## [WRITTEN REQUEST]
Gather from the material every line that contains the string "Rectangular".

## [TASK DATA]
# # # #
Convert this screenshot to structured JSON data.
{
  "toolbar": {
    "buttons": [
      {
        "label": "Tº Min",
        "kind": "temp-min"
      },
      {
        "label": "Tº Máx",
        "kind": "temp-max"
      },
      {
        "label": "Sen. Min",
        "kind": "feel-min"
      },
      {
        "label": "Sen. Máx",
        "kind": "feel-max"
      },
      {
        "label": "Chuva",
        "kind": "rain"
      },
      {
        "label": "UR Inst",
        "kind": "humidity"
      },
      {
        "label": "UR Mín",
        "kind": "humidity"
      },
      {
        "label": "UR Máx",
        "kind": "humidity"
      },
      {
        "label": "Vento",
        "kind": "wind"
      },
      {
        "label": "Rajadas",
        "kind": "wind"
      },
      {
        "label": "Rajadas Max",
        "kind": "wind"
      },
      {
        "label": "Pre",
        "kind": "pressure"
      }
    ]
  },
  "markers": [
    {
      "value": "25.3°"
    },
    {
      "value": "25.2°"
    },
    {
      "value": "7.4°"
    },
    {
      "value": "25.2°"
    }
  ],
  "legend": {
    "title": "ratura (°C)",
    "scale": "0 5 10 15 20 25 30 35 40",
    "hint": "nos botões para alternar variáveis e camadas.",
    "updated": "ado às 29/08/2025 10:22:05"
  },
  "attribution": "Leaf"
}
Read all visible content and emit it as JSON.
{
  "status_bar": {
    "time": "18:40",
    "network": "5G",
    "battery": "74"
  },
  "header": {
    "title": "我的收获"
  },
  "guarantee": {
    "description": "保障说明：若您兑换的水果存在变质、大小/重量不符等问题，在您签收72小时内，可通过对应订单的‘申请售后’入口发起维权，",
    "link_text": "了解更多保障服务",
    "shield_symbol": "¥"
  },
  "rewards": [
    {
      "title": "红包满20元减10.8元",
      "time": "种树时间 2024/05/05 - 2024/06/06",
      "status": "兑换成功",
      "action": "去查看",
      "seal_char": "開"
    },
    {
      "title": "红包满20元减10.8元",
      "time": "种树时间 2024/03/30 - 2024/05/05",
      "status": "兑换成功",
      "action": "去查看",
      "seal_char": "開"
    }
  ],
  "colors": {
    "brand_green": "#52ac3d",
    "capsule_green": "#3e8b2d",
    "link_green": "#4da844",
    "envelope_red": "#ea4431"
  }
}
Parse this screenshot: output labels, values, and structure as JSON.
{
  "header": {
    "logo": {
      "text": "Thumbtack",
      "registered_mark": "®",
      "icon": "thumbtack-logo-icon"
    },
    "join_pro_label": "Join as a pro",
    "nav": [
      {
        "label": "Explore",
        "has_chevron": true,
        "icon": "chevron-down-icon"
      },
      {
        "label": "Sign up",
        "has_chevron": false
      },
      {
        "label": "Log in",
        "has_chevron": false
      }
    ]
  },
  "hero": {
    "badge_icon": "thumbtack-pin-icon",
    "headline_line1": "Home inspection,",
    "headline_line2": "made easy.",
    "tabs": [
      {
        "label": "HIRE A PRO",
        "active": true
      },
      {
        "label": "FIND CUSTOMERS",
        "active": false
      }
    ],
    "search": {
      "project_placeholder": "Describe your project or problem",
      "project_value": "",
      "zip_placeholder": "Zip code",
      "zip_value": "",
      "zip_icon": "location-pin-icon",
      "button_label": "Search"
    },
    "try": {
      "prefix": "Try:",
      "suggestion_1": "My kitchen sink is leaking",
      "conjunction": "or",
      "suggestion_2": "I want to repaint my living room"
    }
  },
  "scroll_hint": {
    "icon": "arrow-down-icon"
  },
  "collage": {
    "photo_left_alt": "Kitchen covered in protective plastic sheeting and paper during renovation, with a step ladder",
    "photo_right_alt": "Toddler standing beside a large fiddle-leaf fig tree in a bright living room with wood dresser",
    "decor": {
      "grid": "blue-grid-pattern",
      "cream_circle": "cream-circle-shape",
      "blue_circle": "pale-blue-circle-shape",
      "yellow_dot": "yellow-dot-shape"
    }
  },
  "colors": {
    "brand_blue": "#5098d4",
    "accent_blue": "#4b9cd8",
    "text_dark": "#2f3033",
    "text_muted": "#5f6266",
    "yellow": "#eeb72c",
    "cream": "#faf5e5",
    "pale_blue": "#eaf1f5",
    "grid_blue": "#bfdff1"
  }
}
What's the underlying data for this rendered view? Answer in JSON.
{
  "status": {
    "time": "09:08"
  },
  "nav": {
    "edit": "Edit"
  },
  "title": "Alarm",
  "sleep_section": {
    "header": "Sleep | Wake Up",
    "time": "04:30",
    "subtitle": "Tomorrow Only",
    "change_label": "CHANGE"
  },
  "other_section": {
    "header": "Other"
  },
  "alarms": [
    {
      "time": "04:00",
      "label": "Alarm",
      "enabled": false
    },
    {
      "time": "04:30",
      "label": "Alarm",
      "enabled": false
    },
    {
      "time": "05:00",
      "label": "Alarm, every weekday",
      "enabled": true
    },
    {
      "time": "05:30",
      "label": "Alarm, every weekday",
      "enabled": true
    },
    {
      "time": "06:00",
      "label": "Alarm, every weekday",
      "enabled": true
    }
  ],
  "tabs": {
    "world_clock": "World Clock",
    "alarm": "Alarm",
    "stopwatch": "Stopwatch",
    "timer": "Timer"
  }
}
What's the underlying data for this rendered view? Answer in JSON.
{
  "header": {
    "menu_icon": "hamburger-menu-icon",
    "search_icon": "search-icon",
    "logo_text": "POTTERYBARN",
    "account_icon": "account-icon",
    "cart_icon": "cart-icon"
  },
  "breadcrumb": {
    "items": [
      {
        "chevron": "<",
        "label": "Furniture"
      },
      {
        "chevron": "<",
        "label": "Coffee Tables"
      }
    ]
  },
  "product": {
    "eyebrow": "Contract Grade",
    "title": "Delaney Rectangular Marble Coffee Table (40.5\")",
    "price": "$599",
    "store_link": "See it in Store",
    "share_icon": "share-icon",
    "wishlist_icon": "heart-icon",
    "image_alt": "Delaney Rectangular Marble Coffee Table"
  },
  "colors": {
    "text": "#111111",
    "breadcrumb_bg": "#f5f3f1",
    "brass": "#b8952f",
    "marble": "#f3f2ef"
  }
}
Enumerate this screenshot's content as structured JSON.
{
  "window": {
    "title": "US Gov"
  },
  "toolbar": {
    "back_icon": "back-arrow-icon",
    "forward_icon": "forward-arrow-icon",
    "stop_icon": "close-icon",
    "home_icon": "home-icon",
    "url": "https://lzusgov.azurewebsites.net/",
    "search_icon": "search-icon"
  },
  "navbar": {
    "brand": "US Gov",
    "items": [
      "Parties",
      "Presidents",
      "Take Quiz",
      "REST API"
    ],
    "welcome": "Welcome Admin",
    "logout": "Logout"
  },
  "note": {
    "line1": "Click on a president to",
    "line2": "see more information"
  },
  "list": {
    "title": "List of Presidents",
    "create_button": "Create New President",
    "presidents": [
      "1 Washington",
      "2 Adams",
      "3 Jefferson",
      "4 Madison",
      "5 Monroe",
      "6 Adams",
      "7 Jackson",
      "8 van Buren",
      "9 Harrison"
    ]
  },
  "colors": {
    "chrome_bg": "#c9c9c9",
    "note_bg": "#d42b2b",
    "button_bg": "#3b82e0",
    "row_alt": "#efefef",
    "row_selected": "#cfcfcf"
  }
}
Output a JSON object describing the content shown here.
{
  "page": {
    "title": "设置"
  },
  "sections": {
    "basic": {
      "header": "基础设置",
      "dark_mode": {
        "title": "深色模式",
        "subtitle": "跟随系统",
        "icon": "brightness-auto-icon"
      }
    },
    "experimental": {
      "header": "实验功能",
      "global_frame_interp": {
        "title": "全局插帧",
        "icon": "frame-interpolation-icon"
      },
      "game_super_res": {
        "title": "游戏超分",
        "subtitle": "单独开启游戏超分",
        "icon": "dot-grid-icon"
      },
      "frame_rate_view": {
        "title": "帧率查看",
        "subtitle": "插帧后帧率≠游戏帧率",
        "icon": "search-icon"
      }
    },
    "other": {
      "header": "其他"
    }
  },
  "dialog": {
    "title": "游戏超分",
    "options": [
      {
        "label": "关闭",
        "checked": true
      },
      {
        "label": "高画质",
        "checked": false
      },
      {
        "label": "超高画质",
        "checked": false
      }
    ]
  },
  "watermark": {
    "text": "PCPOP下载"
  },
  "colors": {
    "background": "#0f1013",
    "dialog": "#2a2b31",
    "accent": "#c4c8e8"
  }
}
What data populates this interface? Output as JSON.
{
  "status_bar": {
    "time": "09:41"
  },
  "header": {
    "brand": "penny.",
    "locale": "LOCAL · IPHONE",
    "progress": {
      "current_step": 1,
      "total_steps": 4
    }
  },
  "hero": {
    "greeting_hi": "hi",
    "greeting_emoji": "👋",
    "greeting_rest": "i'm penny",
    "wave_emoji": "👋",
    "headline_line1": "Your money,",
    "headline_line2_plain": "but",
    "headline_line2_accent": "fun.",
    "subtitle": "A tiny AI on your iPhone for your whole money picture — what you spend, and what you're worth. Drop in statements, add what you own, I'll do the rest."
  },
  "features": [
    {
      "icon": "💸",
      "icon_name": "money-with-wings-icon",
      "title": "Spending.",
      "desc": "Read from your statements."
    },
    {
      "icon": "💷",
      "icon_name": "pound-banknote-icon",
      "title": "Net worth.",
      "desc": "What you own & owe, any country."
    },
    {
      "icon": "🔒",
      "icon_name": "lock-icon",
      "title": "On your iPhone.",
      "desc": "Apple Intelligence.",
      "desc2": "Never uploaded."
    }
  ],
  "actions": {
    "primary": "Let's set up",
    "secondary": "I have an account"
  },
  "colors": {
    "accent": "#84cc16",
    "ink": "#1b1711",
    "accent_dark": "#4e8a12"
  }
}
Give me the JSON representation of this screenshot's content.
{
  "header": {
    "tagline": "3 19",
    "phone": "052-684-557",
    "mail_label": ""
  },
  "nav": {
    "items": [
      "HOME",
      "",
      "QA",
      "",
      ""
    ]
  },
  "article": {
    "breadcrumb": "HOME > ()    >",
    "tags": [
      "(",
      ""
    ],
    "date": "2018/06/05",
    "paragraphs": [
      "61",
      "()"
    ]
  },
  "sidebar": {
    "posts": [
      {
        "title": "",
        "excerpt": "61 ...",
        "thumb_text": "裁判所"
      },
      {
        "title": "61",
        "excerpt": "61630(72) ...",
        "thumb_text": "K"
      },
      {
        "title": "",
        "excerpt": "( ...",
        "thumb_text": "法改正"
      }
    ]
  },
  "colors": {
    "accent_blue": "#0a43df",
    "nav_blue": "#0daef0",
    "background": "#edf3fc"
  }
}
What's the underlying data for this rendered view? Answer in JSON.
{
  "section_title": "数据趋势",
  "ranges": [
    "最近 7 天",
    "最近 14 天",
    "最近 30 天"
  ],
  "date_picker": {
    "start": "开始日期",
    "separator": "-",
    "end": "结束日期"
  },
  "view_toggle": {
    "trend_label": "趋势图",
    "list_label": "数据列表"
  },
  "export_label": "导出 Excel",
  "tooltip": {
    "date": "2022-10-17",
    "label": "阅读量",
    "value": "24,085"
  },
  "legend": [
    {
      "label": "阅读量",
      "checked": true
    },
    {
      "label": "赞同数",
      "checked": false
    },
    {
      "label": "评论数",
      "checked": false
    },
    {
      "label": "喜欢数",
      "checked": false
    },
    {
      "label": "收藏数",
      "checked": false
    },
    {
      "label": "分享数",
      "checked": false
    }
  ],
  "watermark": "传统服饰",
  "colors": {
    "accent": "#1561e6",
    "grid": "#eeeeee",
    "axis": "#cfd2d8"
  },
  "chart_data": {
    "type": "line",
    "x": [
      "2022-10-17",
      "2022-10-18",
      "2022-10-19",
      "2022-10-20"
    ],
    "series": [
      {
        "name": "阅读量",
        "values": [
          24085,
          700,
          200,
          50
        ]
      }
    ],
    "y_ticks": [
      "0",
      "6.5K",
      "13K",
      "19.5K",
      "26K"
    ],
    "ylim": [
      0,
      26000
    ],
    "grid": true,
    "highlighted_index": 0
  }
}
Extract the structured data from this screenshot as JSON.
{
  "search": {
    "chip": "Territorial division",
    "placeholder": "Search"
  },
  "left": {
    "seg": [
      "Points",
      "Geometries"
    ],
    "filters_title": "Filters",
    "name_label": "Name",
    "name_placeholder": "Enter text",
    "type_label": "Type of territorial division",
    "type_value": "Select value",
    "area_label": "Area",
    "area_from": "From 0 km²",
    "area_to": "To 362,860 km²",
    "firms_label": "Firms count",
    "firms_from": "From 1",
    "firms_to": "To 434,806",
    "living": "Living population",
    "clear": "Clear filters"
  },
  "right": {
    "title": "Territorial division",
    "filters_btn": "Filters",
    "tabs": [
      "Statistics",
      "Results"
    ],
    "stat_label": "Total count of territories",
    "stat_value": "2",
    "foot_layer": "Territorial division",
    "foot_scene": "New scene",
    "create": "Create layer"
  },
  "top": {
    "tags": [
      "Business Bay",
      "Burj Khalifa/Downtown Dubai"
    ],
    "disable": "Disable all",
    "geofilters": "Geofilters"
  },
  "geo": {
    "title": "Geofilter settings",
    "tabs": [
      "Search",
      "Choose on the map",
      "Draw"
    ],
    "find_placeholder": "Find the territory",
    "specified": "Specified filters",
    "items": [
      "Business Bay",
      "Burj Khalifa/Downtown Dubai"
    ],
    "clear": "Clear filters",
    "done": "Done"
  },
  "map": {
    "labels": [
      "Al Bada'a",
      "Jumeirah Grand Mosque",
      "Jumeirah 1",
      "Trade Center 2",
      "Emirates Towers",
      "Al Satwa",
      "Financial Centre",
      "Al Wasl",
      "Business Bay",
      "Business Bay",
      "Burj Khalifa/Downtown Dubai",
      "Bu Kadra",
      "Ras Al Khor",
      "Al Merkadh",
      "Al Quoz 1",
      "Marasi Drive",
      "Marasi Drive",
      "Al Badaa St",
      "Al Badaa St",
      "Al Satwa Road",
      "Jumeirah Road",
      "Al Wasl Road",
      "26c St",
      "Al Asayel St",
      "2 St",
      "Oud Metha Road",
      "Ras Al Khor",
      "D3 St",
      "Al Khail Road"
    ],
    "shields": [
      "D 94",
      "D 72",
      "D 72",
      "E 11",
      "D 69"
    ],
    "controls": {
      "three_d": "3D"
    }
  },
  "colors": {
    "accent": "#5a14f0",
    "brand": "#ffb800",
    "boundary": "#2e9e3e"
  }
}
# # # #
## [THE COMPLETED TASK]
    "title": "Delaney Rectangular Marble Coffee Table (40.5\")",
    "image_alt": "Delaney Rectangular Marble Coffee Table"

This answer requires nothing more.